## The request
Your task is to copy the listing exactly. Drop any pictures from the copy.

## Records

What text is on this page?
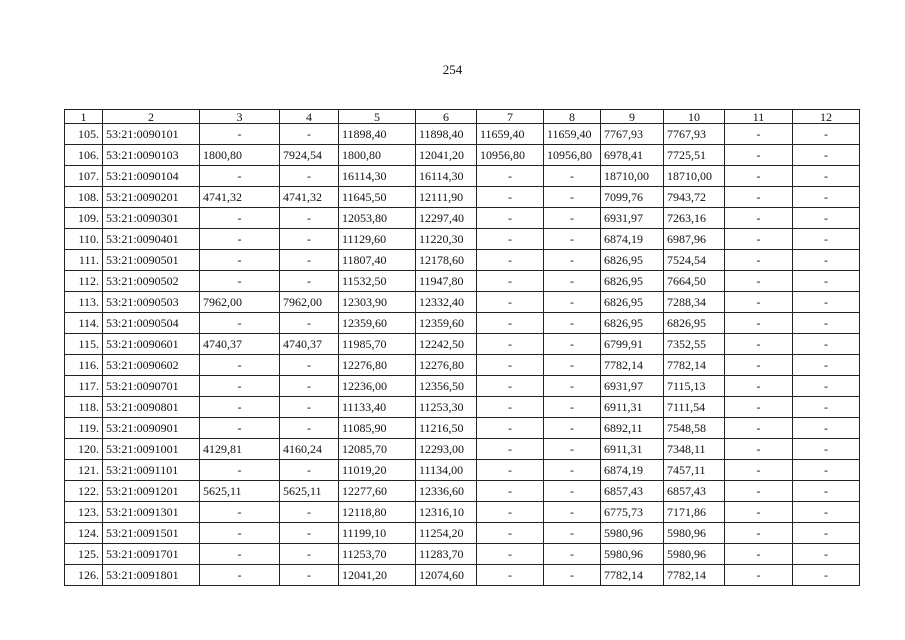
254
1	2	3	4	5	6	7	8	9	10	11	12
105.	53:21:0090101	-	-	11898,40	11898,40	11659,40	11659,40	7767,93	7767,93	-	-
106.	53:21:0090103	1800,80	7924,54	1800,80	12041,20	10956,80	10956,80	6978,41	7725,51	-	-
107.	53:21:0090104	-	-	16114,30	16114,30	-	-	18710,00	18710,00	-	-
108.	53:21:0090201	4741,32	4741,32	11645,50	12111,90	-	-	7099,76	7943,72	-	-
109.	53:21:0090301	-	-	12053,80	12297,40	-	-	6931,97	7263,16	-	-
110.	53:21:0090401	-	-	11129,60	11220,30	-	-	6874,19	6987,96	-	-
111.	53:21:0090501	-	-	11807,40	12178,60	-	-	6826,95	7524,54	-	-
112.	53:21:0090502	-	-	11532,50	11947,80	-	-	6826,95	7664,50	-	-
113.	53:21:0090503	7962,00	7962,00	12303,90	12332,40	-	-	6826,95	7288,34	-	-
114.	53:21:0090504	-	-	12359,60	12359,60	-	-	6826,95	6826,95	-	-
115.	53:21:0090601	4740,37	4740,37	11985,70	12242,50	-	-	6799,91	7352,55	-	-
116.	53:21:0090602	-	-	12276,80	12276,80	-	-	7782,14	7782,14	-	-
117.	53:21:0090701	-	-	12236,00	12356,50	-	-	6931,97	7115,13	-	-
118.	53:21:0090801	-	-	11133,40	11253,30	-	-	6911,31	7111,54	-	-
119.	53:21:0090901	-	-	11085,90	11216,50	-	-	6892,11	7548,58	-	-
120.	53:21:0091001	4129,81	4160,24	12085,70	12293,00	-	-	6911,31	7348,11	-	-
121.	53:21:0091101	-	-	11019,20	11134,00	-	-	6874,19	7457,11	-	-
122.	53:21:0091201	5625,11	5625,11	12277,60	12336,60	-	-	6857,43	6857,43	-	-
123.	53:21:0091301	-	-	12118,80	12316,10	-	-	6775,73	7171,86	-	-
124.	53:21:0091501	-	-	11199,10	11254,20	-	-	5980,96	5980,96	-	-
125.	53:21:0091701	-	-	11253,70	11283,70	-	-	5980,96	5980,96	-	-
126.	53:21:0091801	-	-	12041,20	12074,60	-	-	7782,14	7782,14	-	-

## Solution to this problem
What text is on this page?
254
1	2	3	4	5	6	7	8	9	10	11	12
105.	53:21:0090101	-	-	11898,40	11898,40	11659,40	11659,40	7767,93	7767,93	-	-
106.	53:21:0090103	1800,80	7924,54	1800,80	12041,20	10956,80	10956,80	6978,41	7725,51	-	-
107.	53:21:0090104	-	-	16114,30	16114,30	-	-	18710,00	18710,00	-	-
108.	53:21:0090201	4741,32	4741,32	11645,50	12111,90	-	-	7099,76	7943,72	-	-
109.	53:21:0090301	-	-	12053,80	12297,40	-	-	6931,97	7263,16	-	-
110.	53:21:0090401	-	-	11129,60	11220,30	-	-	6874,19	6987,96	-	-
111.	53:21:0090501	-	-	11807,40	12178,60	-	-	6826,95	7524,54	-	-
112.	53:21:0090502	-	-	11532,50	11947,80	-	-	6826,95	7664,50	-	-
113.	53:21:0090503	7962,00	7962,00	12303,90	12332,40	-	-	6826,95	7288,34	-	-
114.	53:21:0090504	-	-	12359,60	12359,60	-	-	6826,95	6826,95	-	-
115.	53:21:0090601	4740,37	4740,37	11985,70	12242,50	-	-	6799,91	7352,55	-	-
116.	53:21:0090602	-	-	12276,80	12276,80	-	-	7782,14	7782,14	-	-
117.	53:21:0090701	-	-	12236,00	12356,50	-	-	6931,97	7115,13	-	-
118.	53:21:0090801	-	-	11133,40	11253,30	-	-	6911,31	7111,54	-	-
119.	53:21:0090901	-	-	11085,90	11216,50	-	-	6892,11	7548,58	-	-
120.	53:21:0091001	4129,81	4160,24	12085,70	12293,00	-	-	6911,31	7348,11	-	-
121.	53:21:0091101	-	-	11019,20	11134,00	-	-	6874,19	7457,11	-	-
122.	53:21:0091201	5625,11	5625,11	12277,60	12336,60	-	-	6857,43	6857,43	-	-
123.	53:21:0091301	-	-	12118,80	12316,10	-	-	6775,73	7171,86	-	-
124.	53:21:0091501	-	-	11199,10	11254,20	-	-	5980,96	5980,96	-	-
125.	53:21:0091701	-	-	11253,70	11283,70	-	-	5980,96	5980,96	-	-
126.	53:21:0091801	-	-	12041,20	12074,60	-	-	7782,14	7782,14	-	-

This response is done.